Brief: What lines of the data below hold "extra"? Show them.

Source information:

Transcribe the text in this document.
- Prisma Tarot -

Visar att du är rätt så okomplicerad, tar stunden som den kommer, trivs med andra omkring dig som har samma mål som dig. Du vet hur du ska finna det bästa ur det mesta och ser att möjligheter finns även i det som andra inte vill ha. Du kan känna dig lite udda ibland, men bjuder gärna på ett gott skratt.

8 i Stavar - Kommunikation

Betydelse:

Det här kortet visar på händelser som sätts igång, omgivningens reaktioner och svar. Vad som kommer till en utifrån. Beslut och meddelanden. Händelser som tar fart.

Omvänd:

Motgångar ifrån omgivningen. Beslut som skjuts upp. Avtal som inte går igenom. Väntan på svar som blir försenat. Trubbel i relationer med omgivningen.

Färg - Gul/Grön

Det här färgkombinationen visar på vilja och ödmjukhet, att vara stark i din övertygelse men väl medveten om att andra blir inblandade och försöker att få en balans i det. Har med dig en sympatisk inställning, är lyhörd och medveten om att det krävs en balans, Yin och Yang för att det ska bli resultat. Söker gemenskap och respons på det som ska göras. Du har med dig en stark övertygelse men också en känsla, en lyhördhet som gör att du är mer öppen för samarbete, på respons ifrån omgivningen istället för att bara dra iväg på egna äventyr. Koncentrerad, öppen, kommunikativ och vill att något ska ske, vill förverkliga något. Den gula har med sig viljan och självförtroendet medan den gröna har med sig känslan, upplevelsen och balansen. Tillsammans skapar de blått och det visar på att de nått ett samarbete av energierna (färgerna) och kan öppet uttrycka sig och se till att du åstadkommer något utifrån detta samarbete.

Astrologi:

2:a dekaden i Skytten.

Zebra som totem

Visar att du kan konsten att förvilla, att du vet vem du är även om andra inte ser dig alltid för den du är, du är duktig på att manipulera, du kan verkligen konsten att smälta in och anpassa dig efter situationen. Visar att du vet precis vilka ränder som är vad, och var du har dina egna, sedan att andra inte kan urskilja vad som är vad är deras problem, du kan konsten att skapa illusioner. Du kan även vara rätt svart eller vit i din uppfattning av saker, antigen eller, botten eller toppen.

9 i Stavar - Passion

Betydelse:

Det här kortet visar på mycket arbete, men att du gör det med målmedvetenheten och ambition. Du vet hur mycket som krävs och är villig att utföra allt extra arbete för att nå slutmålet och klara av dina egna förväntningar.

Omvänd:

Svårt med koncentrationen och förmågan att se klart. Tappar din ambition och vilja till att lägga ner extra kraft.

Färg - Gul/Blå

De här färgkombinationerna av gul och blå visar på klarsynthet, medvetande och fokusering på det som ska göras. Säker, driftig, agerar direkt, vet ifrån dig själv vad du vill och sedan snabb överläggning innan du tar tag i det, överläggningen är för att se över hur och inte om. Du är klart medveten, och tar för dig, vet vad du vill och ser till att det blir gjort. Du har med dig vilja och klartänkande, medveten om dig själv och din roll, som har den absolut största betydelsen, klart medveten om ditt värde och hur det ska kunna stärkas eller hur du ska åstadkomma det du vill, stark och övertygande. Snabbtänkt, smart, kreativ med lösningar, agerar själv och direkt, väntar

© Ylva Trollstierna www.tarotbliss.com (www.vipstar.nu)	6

Output for this exercise:
Det här kortet visar på mycket arbete, men att du gör det med målmedvetenheten och ambition. Du vet hur mycket som krävs och är villig att utföra allt extra arbete för att nå slutmålet och klara av dina egna förväntningar.
Svårt med koncentrationen och förmågan att se klart. Tappar din ambition och vilja till att lägga ner extra kraft.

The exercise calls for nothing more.